Goal of the exercise —
Copy out each line of the material below that holds the string "document".
========================================
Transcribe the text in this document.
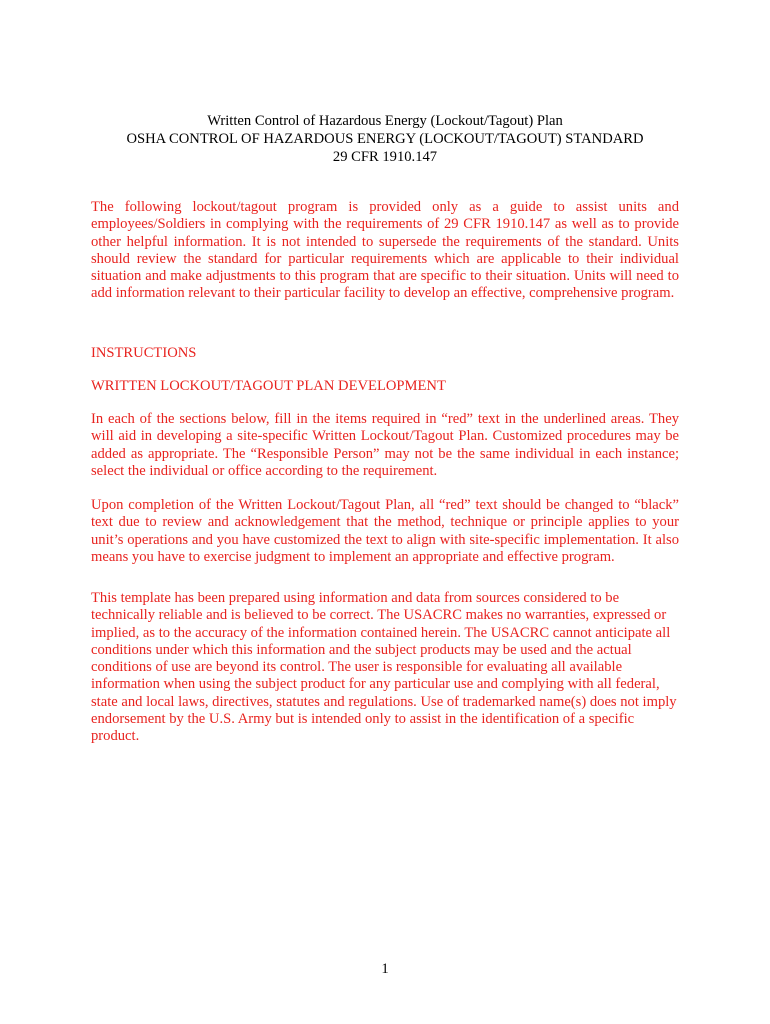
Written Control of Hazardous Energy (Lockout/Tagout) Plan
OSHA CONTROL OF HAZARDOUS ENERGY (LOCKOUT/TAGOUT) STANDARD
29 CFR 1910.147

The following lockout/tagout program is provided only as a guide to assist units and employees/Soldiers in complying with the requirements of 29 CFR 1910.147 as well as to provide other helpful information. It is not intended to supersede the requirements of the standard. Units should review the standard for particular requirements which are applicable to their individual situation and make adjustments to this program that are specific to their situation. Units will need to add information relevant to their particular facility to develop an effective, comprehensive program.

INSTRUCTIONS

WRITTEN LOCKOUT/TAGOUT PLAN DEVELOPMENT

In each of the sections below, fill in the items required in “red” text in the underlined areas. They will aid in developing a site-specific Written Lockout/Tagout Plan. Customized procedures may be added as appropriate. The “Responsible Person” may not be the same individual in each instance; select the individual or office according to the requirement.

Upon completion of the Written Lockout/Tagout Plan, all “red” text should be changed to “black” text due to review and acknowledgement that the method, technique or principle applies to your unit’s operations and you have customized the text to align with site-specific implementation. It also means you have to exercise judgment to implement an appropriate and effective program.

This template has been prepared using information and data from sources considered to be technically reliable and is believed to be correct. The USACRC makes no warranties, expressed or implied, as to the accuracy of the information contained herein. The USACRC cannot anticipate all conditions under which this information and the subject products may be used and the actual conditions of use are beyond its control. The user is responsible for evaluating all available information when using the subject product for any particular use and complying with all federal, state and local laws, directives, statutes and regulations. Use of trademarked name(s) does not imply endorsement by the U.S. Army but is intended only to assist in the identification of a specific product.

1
========================================
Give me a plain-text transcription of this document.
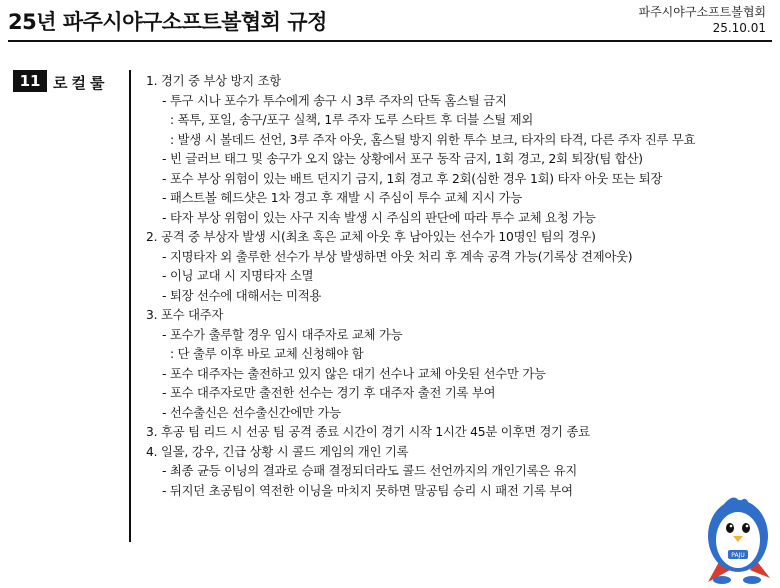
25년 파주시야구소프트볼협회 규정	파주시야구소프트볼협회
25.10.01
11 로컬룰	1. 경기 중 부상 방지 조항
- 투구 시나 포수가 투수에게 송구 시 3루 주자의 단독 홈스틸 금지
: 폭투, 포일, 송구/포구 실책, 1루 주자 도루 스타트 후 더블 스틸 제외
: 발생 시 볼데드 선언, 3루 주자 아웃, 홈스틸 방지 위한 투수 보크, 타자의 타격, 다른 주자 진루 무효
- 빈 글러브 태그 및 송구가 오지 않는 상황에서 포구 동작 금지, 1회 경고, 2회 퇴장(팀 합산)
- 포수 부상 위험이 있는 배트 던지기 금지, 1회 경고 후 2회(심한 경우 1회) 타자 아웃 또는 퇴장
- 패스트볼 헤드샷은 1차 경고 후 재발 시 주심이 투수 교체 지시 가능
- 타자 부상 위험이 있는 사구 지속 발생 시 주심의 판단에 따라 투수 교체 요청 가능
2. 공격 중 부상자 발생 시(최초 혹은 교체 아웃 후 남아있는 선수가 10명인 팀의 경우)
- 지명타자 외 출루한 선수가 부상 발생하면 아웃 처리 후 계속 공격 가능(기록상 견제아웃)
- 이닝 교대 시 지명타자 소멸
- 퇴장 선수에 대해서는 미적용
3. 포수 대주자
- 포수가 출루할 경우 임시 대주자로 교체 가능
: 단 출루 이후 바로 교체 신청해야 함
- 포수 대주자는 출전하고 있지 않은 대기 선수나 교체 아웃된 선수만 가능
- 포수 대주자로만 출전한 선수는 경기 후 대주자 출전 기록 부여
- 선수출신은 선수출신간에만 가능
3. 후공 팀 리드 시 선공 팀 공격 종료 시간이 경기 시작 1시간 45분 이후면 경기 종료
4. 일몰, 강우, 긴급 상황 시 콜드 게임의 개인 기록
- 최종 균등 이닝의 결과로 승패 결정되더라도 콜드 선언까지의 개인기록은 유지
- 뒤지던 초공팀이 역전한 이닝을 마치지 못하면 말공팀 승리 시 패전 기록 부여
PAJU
========================================
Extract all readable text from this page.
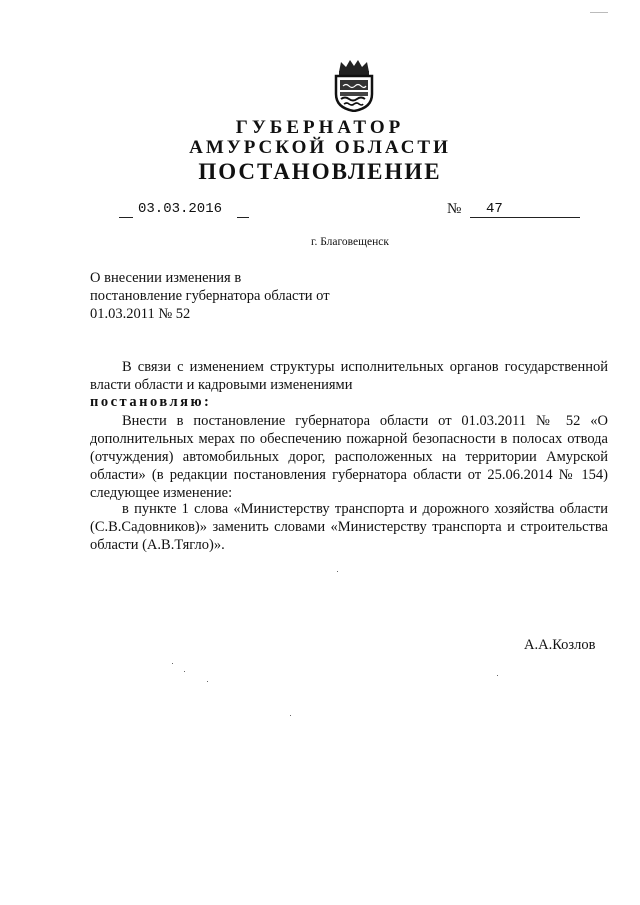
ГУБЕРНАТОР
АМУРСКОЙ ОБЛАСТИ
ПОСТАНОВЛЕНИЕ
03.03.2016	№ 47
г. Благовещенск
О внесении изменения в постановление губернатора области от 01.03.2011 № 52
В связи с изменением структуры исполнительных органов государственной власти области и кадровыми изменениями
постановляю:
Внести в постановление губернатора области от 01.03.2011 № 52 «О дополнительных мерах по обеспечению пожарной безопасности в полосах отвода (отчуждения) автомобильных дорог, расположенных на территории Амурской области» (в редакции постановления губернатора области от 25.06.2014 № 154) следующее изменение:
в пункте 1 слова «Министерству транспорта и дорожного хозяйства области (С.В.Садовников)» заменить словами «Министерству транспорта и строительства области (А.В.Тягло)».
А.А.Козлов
========================================
Exercise answer —
Transcribe the text in this document.
Give me a plain-text transcription of this document.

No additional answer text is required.